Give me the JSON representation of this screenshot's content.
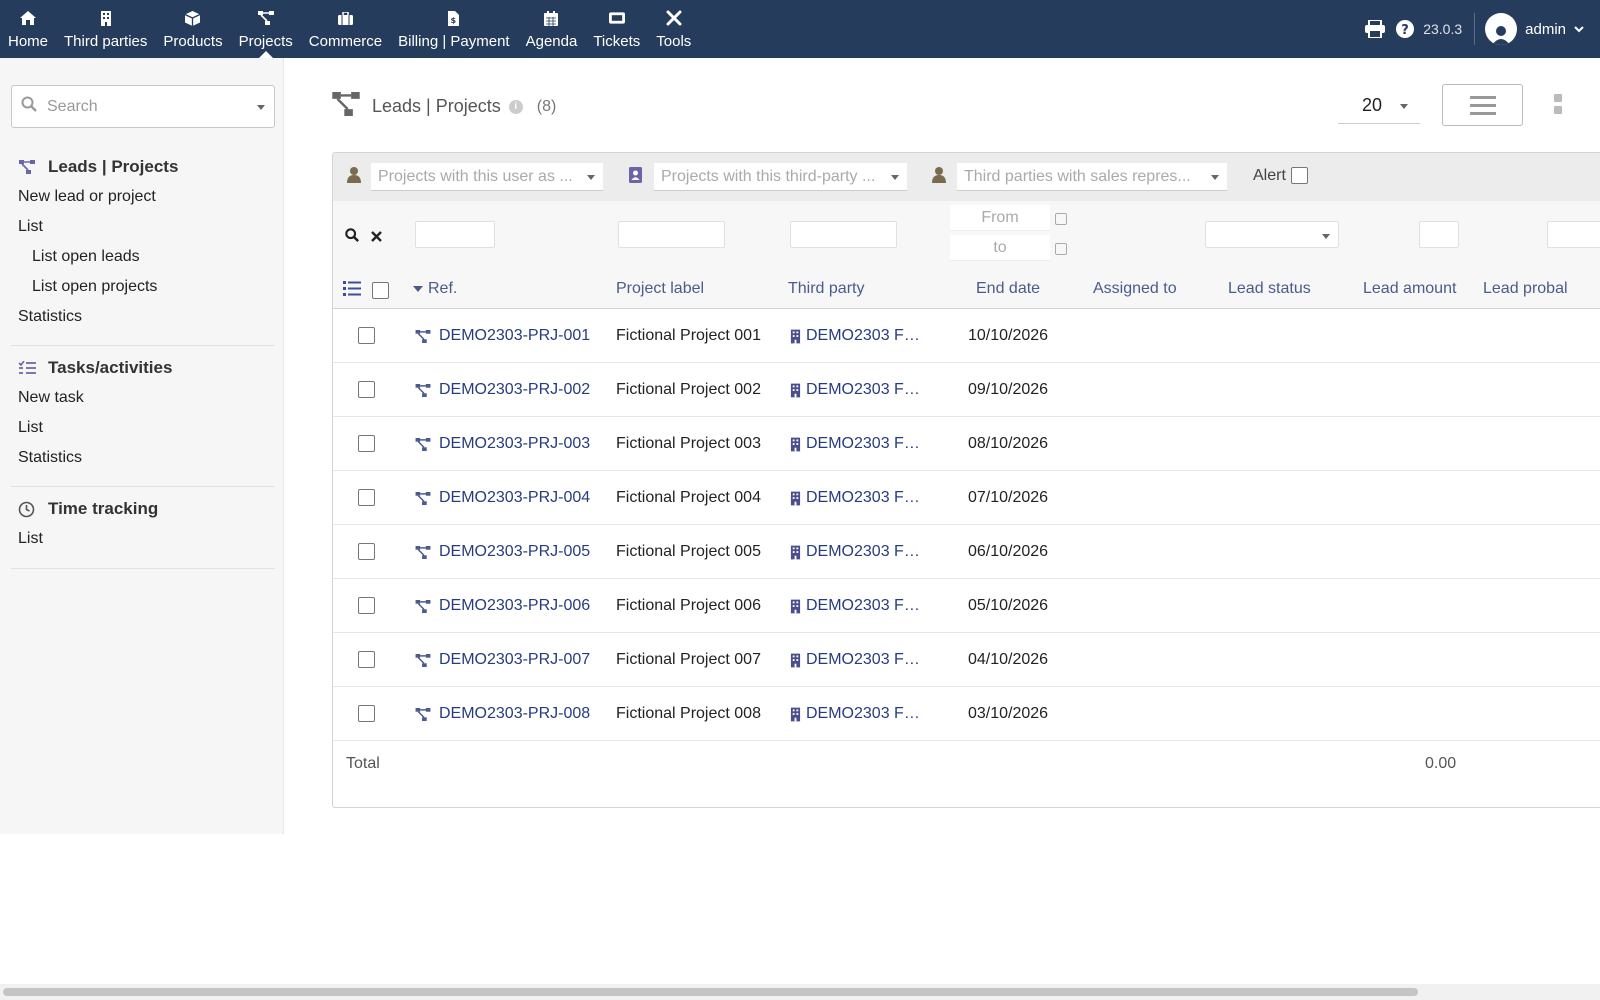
{
  "topmenu": [
    {
      "label": "Home",
      "icon": "home-icon"
    },
    {
      "label": "Third parties",
      "icon": "building-icon"
    },
    {
      "label": "Products",
      "icon": "cube-icon"
    },
    {
      "label": "Projects",
      "icon": "sitemap-icon"
    },
    {
      "label": "Commerce",
      "icon": "suitcase-icon"
    },
    {
      "label": "Billing | Payment",
      "icon": "invoice-icon"
    },
    {
      "label": "Agenda",
      "icon": "calendar-icon"
    },
    {
      "label": "Tickets",
      "icon": "ticket-icon"
    },
    {
      "label": "Tools",
      "icon": "tools-icon"
    }
  ],
  "topright": {
    "version": "23.0.3",
    "username": "admin"
  },
  "sidebar": {
    "search_placeholder": "Search",
    "projects": {
      "title": "Leads | Projects",
      "items": [
        "New lead or project",
        "List",
        "List open leads",
        "List open projects",
        "Statistics"
      ]
    },
    "tasks": {
      "title": "Tasks/activities",
      "items": [
        "New task",
        "List",
        "Statistics"
      ]
    },
    "time": {
      "title": "Time tracking",
      "items": [
        "List"
      ]
    }
  },
  "page": {
    "title": "Leads | Projects",
    "count": "(8)",
    "limit": "20"
  },
  "filters": {
    "user_role": "Projects with this user as ...",
    "thirdparty_contact": "Projects with this third-party ...",
    "sales_rep": "Third parties with sales repres...",
    "alert_label": "Alert",
    "date_from": "From",
    "date_to": "to"
  },
  "columns": {
    "ref": "Ref.",
    "label": "Project label",
    "thirdparty": "Third party",
    "end_date": "End date",
    "assigned": "Assigned to",
    "lead_status": "Lead status",
    "lead_amount": "Lead amount",
    "lead_probability": "Lead probal"
  },
  "rows": [
    {
      "ref": "DEMO2303-PRJ-001",
      "label": "Fictional Project 001",
      "thirdparty": "DEMO2303 F…",
      "end_date": "10/10/2026"
    },
    {
      "ref": "DEMO2303-PRJ-002",
      "label": "Fictional Project 002",
      "thirdparty": "DEMO2303 F…",
      "end_date": "09/10/2026"
    },
    {
      "ref": "DEMO2303-PRJ-003",
      "label": "Fictional Project 003",
      "thirdparty": "DEMO2303 F…",
      "end_date": "08/10/2026"
    },
    {
      "ref": "DEMO2303-PRJ-004",
      "label": "Fictional Project 004",
      "thirdparty": "DEMO2303 F…",
      "end_date": "07/10/2026"
    },
    {
      "ref": "DEMO2303-PRJ-005",
      "label": "Fictional Project 005",
      "thirdparty": "DEMO2303 F…",
      "end_date": "06/10/2026"
    },
    {
      "ref": "DEMO2303-PRJ-006",
      "label": "Fictional Project 006",
      "thirdparty": "DEMO2303 F…",
      "end_date": "05/10/2026"
    },
    {
      "ref": "DEMO2303-PRJ-007",
      "label": "Fictional Project 007",
      "thirdparty": "DEMO2303 F…",
      "end_date": "04/10/2026"
    },
    {
      "ref": "DEMO2303-PRJ-008",
      "label": "Fictional Project 008",
      "thirdparty": "DEMO2303 F…",
      "end_date": "03/10/2026"
    }
  ],
  "total": {
    "label": "Total",
    "lead_amount": "0.00"
  },
  "colors": {
    "topbar": "#263c5c",
    "link": "#263c80",
    "column_header": "#4a5b8c",
    "icon_brown": "#7a6a4f"
  }
}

* * *

*Brief:*
Of the lines above, how many contain the string "parties"? Only the number is required.

*Correct response:*
2